--- Given exercise ---
Copy, from the entries below, each line in which the string "exercices" appears.

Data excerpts
--- BEGIN ---

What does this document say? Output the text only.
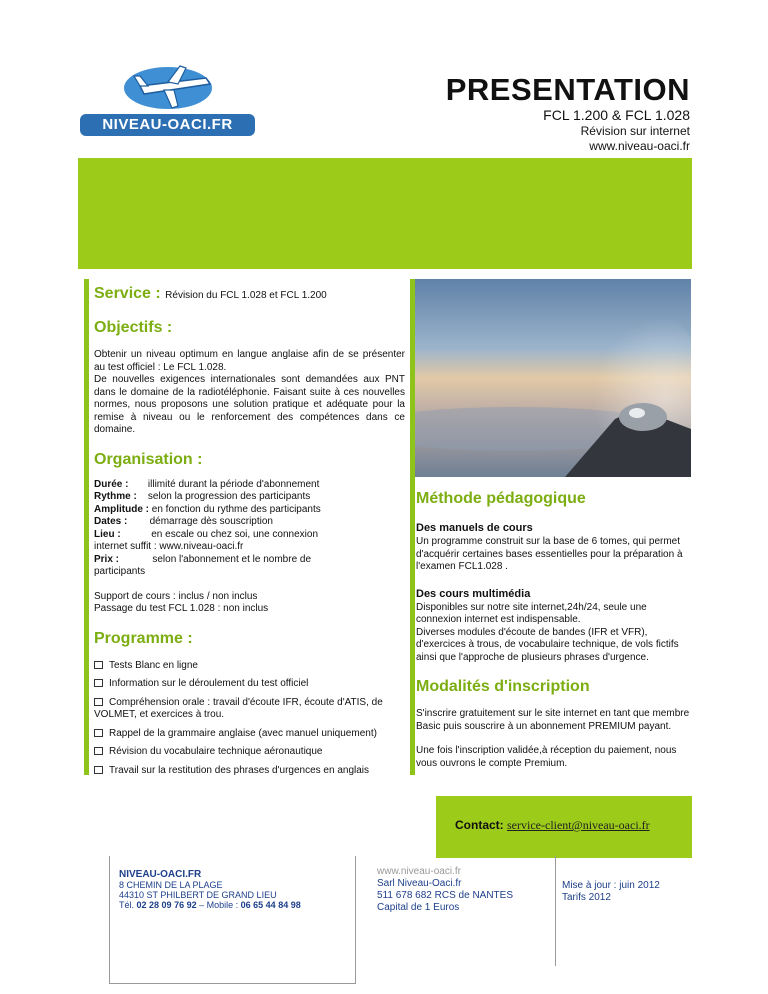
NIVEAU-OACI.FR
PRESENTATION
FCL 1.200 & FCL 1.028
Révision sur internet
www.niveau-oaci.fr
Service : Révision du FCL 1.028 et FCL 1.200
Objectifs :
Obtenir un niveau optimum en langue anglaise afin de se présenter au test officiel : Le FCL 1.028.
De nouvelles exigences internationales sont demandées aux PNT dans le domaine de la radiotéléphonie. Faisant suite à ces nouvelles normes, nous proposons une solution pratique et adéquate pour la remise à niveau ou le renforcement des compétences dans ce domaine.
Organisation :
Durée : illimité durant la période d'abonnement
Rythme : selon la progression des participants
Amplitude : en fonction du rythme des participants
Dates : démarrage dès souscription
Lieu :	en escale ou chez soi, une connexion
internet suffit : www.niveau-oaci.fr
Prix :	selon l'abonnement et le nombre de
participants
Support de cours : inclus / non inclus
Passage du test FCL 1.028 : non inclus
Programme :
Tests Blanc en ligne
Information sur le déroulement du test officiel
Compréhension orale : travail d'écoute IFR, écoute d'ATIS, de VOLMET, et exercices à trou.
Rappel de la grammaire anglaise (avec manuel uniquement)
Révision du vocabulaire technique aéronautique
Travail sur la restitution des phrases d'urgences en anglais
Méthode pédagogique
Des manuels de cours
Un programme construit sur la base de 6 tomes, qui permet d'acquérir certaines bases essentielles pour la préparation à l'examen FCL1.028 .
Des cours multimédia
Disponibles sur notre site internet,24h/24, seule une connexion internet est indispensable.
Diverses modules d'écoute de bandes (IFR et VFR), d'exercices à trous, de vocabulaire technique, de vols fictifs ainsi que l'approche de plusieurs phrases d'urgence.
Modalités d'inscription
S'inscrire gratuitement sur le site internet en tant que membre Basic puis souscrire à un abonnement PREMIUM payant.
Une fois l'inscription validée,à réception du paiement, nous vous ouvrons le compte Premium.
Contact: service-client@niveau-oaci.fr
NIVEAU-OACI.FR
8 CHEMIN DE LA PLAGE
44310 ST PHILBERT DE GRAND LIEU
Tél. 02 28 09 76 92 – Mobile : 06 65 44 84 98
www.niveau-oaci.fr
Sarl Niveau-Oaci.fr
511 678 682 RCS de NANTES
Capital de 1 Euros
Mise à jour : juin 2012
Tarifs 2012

--- END ---
--- BEGIN ---

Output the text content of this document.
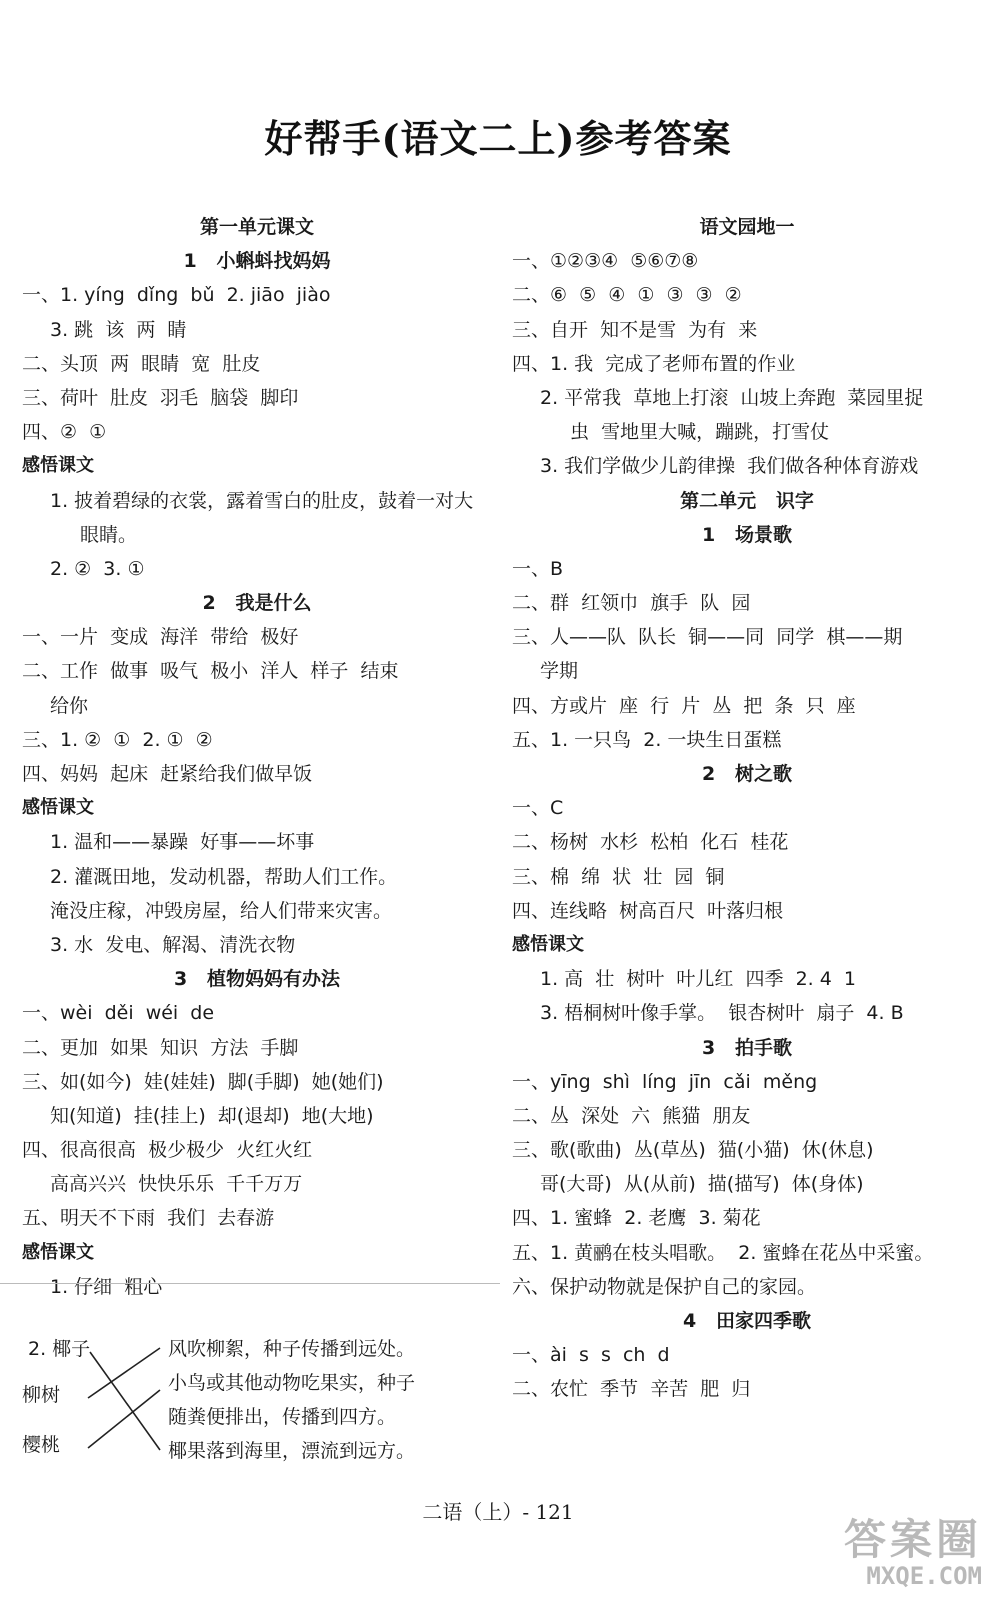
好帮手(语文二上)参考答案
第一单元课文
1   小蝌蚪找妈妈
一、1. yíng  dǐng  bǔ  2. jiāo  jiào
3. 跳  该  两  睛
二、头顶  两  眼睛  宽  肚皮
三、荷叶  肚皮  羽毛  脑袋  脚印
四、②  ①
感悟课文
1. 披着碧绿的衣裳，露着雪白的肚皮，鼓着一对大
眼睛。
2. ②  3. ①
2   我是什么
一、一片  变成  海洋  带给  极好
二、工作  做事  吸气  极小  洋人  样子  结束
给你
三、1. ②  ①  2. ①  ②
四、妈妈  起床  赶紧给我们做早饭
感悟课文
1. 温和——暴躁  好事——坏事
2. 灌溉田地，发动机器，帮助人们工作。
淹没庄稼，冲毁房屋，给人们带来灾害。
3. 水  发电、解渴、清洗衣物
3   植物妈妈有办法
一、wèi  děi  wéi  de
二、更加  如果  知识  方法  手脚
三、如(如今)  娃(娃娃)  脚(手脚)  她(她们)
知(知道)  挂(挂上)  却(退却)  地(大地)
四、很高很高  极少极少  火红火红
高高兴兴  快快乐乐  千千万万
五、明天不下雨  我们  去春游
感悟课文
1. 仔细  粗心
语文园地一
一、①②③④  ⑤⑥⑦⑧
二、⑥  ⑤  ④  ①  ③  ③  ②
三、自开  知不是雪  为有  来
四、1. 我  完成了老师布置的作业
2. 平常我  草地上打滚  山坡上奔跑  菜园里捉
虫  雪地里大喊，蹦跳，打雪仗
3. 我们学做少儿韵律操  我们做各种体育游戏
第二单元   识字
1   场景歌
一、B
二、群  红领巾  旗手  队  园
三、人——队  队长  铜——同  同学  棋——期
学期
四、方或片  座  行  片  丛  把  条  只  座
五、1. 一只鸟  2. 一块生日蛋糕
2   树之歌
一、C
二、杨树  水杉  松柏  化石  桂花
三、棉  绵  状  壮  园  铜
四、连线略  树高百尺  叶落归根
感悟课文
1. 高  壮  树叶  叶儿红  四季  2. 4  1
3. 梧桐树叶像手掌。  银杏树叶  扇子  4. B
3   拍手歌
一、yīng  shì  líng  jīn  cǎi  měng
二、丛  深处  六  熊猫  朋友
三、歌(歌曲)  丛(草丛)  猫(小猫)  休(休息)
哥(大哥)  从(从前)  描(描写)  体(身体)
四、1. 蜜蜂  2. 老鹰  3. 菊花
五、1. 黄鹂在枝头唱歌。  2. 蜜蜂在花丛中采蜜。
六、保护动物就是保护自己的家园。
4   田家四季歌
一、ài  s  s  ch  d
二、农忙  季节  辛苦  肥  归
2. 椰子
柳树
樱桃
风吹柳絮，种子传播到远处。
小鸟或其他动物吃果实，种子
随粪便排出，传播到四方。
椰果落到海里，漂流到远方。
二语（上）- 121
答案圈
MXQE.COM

--- END ---

--- The completed task ---
Compréhension orale : travail d'écoute IFR, écoute d'ATIS, de VOLMET, et exercices à trou.
Diverses modules d'écoute de bandes (IFR et VFR), d'exercices à trous, de vocabulaire technique, de vols fictifs ainsi que l'approche de plusieurs phrases d'urgence.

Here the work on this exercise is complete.